### Supplied material
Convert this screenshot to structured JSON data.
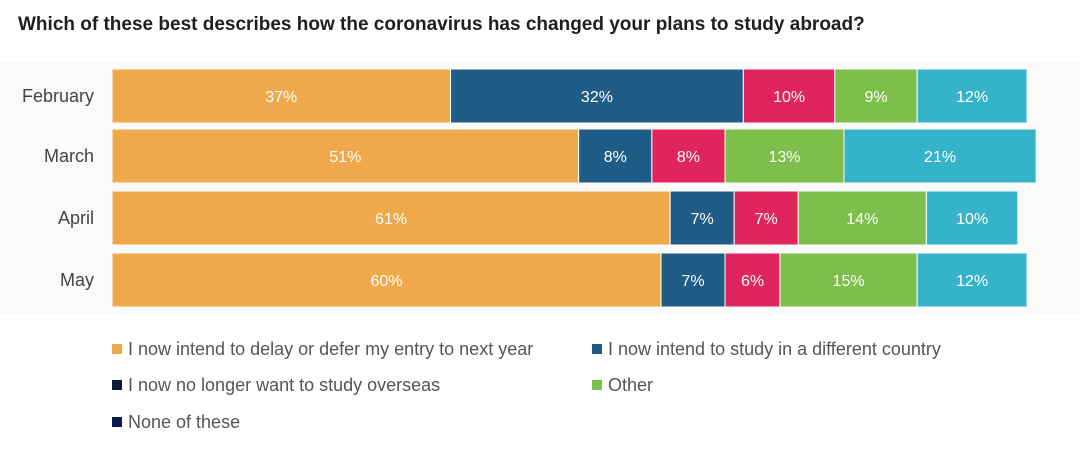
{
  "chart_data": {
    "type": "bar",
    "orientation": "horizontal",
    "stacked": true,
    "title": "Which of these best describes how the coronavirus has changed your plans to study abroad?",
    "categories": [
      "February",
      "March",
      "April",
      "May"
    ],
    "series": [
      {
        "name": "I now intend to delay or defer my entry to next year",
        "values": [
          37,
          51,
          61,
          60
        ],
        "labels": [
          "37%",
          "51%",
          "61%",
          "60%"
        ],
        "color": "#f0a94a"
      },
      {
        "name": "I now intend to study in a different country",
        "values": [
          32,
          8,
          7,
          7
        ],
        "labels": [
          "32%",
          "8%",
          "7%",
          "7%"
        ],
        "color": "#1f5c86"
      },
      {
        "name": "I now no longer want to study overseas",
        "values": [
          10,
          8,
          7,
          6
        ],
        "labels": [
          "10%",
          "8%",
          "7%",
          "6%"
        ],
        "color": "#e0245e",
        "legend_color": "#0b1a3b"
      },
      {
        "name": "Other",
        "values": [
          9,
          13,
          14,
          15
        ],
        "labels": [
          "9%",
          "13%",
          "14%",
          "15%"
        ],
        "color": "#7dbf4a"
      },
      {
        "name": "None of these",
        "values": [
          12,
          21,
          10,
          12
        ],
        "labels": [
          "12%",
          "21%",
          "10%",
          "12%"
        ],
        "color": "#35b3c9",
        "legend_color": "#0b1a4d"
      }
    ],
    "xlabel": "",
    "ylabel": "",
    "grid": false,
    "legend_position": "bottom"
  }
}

* * *

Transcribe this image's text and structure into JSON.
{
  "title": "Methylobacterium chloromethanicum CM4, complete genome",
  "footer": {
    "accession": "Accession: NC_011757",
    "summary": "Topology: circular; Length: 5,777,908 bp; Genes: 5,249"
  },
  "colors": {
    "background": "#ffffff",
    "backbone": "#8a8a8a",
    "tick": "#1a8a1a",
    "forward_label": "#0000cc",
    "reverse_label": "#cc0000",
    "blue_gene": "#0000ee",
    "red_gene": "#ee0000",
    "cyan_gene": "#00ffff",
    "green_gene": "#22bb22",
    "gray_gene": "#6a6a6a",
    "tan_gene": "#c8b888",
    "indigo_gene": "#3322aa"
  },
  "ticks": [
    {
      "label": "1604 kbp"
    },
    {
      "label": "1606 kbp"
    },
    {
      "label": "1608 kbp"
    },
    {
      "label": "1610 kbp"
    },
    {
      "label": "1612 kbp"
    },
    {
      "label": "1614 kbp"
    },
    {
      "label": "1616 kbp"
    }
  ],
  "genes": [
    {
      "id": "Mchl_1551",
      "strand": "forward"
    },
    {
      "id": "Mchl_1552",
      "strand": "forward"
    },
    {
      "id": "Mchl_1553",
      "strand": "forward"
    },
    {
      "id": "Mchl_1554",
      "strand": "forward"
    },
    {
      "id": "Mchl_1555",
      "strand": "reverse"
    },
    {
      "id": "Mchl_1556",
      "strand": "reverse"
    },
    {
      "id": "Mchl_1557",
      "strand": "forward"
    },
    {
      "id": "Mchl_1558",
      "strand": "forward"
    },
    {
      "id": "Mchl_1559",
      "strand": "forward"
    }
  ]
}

### What needs to be done
Look through the entries above, and wherever a line holds the word "title", copy it.

### Solution to the exercise
    "title": "Which of these best describes how the coronavirus has changed your plans to study abroad?",
  "title": "Methylobacterium chloromethanicum CM4, complete genome",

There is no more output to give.